Retype the data below without altering anything.

# Start of Data extract

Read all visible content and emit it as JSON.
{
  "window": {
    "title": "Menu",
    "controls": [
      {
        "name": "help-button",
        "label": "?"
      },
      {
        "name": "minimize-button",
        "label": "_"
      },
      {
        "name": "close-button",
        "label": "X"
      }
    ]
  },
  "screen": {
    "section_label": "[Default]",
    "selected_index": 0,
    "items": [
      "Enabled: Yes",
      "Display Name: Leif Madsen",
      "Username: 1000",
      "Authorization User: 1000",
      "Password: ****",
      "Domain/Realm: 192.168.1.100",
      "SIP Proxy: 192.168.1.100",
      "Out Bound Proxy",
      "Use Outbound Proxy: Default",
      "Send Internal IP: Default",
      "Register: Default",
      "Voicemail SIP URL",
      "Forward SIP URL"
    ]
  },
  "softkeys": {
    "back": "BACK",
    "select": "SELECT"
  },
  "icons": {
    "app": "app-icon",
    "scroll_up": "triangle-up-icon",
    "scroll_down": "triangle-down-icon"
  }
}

# End of Data extract

§ **Exercise solution**:
Read all visible content and emit it as JSON.
{
  "window": {
    "title": "Menu",
    "controls": [
      {
        "name": "help-button",
        "label": "?"
      },
      {
        "name": "minimize-button",
        "label": "_"
      },
      {
        "name": "close-button",
        "label": "X"
      }
    ]
  },
  "screen": {
    "section_label": "[Default]",
    "selected_index": 0,
    "items": [
      "Enabled: Yes",
      "Display Name: Leif Madsen",
      "Username: 1000",
      "Authorization User: 1000",
      "Password: ****",
      "Domain/Realm: 192.168.1.100",
      "SIP Proxy: 192.168.1.100",
      "Out Bound Proxy",
      "Use Outbound Proxy: Default",
      "Send Internal IP: Default",
      "Register: Default",
      "Voicemail SIP URL",
      "Forward SIP URL"
    ]
  },
  "softkeys": {
    "back": "BACK",
    "select": "SELECT"
  },
  "icons": {
    "app": "app-icon",
    "scroll_up": "triangle-up-icon",
    "scroll_down": "triangle-down-icon"
  }
}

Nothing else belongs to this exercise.